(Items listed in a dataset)

----------

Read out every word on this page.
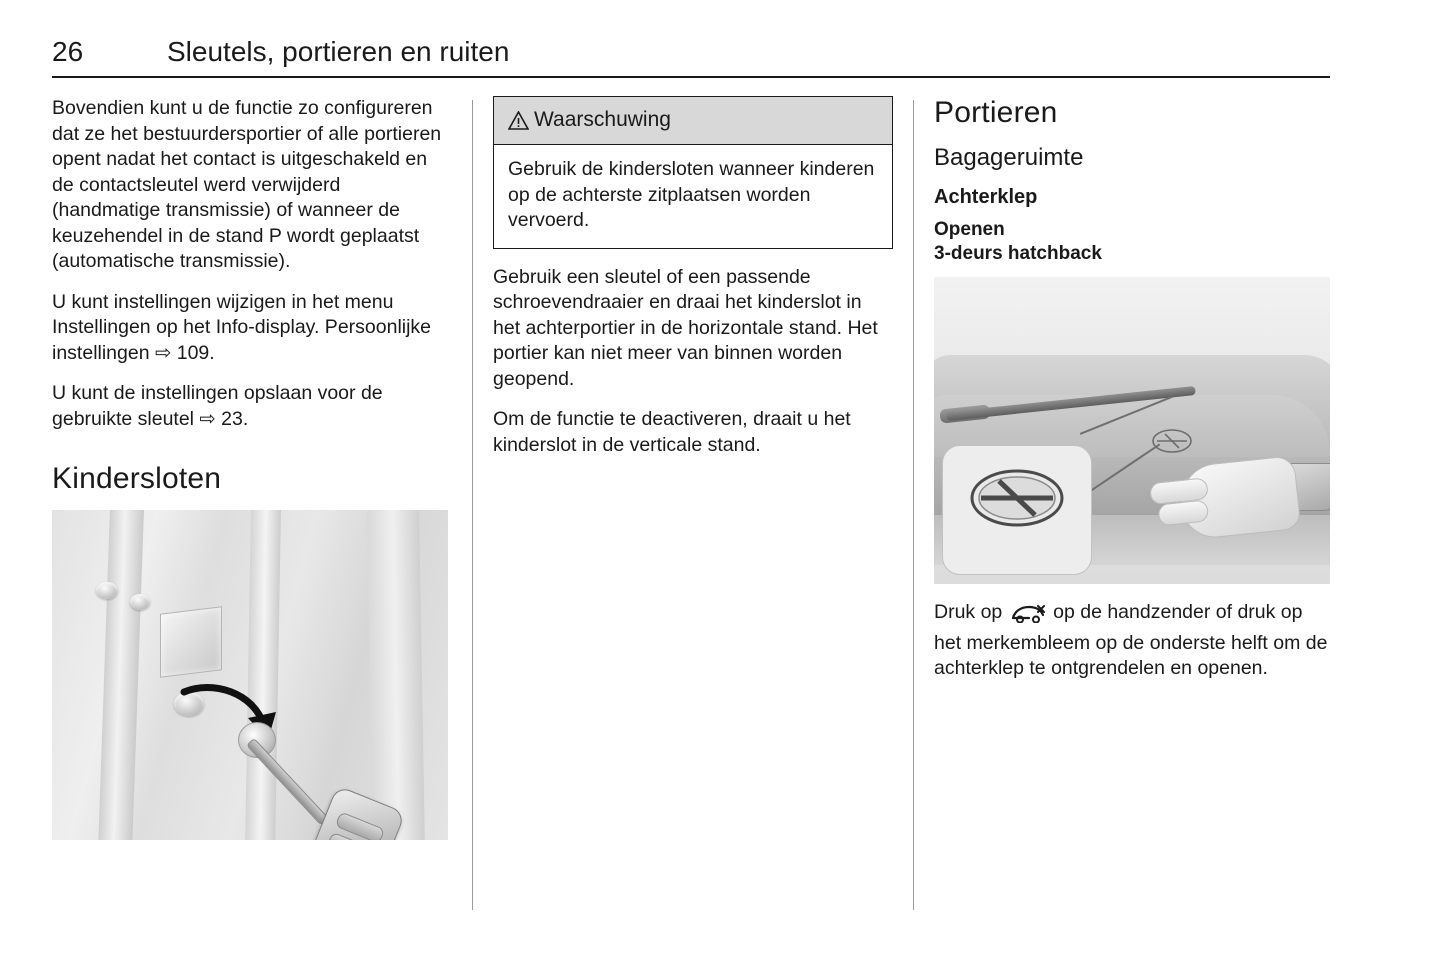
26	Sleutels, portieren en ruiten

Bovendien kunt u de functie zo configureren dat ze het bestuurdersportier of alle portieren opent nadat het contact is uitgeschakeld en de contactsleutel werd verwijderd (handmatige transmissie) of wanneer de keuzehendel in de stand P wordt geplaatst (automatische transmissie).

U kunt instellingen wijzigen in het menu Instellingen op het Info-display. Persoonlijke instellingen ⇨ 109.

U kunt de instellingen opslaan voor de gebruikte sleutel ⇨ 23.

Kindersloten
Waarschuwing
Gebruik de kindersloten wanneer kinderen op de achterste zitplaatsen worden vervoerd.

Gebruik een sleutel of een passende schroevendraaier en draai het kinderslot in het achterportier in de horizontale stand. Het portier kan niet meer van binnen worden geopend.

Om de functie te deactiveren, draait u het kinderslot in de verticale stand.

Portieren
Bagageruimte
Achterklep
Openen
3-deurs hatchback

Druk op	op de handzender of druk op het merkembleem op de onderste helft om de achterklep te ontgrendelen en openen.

----------

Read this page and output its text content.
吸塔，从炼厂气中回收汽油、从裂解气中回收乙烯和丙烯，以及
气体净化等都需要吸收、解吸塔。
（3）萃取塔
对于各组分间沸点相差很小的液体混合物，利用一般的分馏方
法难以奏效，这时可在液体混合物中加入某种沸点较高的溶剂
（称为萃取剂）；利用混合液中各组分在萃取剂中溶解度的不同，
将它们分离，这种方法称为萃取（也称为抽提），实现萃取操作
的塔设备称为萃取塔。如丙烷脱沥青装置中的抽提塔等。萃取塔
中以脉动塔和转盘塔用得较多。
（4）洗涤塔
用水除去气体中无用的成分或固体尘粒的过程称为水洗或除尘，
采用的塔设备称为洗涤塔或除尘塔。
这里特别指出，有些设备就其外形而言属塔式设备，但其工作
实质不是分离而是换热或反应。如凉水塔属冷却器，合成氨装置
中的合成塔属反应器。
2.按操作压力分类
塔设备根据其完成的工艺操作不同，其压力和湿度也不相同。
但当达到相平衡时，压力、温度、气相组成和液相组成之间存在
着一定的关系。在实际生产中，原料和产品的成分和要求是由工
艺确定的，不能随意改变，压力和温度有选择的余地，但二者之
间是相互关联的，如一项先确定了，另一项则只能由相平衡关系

----------

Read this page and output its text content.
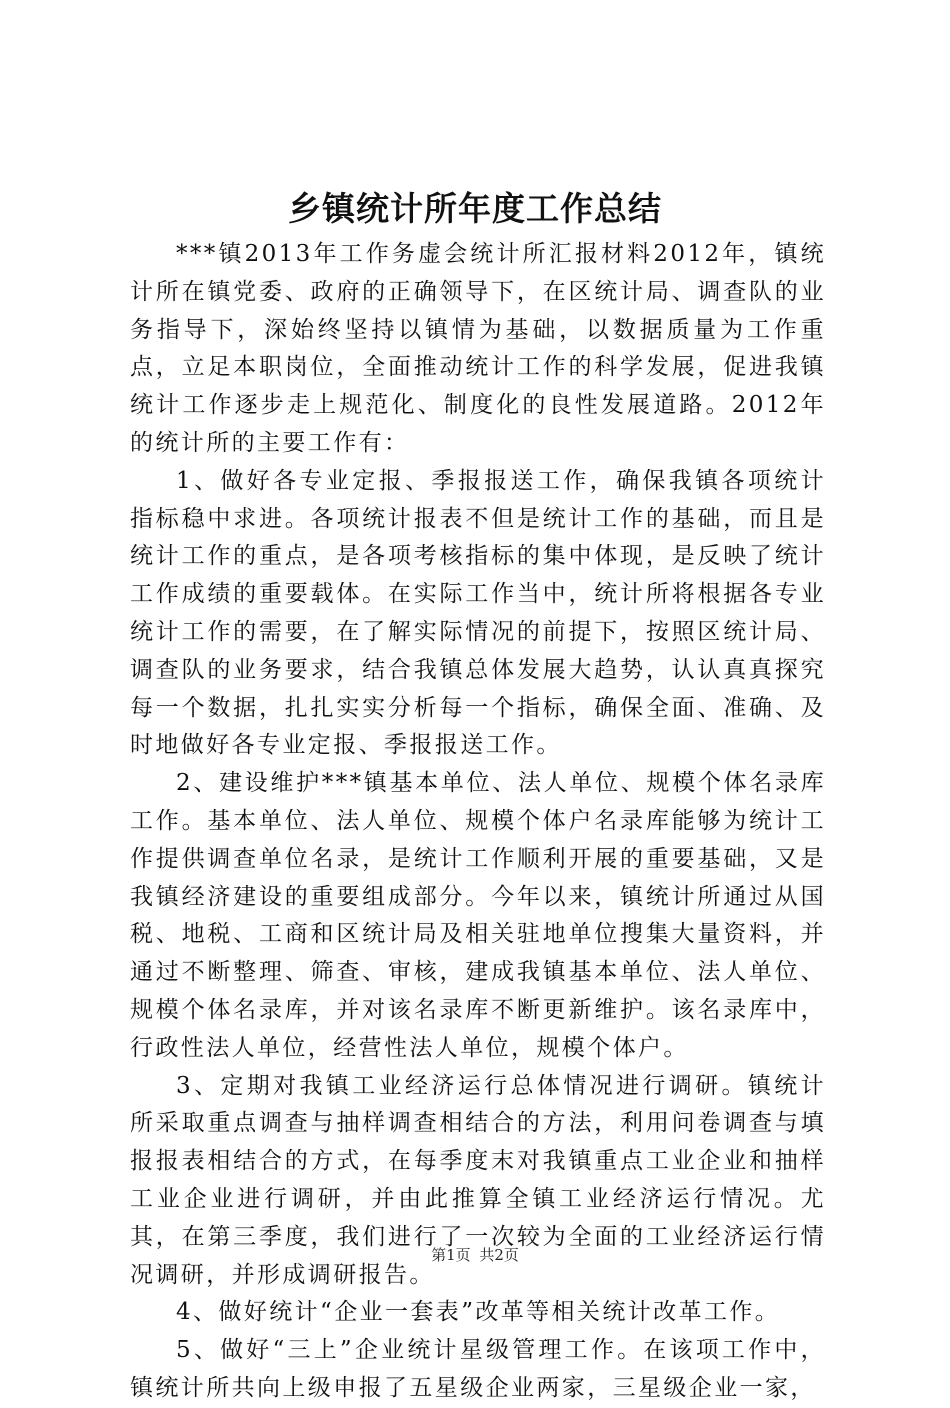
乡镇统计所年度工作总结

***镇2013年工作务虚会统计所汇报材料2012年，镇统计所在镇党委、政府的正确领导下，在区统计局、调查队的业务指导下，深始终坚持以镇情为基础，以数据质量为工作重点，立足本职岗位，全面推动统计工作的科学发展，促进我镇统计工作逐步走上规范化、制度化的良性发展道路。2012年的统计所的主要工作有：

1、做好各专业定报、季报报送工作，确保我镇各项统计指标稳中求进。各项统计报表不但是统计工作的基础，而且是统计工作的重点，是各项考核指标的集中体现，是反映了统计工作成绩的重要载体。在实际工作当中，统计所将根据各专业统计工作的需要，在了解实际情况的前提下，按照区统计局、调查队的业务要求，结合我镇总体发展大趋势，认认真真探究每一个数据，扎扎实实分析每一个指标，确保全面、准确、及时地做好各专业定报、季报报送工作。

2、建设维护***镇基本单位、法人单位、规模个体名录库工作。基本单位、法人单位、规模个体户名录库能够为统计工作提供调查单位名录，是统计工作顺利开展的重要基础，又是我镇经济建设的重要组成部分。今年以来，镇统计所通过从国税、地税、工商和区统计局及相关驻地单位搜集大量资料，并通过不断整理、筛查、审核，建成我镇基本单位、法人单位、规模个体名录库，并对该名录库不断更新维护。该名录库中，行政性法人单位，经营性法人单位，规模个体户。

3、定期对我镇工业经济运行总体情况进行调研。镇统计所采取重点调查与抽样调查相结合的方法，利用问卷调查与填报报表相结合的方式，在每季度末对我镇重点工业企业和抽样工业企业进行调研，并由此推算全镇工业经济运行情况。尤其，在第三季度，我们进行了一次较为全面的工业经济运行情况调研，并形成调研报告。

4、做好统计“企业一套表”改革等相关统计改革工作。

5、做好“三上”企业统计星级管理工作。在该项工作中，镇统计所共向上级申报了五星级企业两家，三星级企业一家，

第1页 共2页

----------

Work to do => In the material above, how many lines hold the word "functie"? Say only the number.

Result of the exercise => 2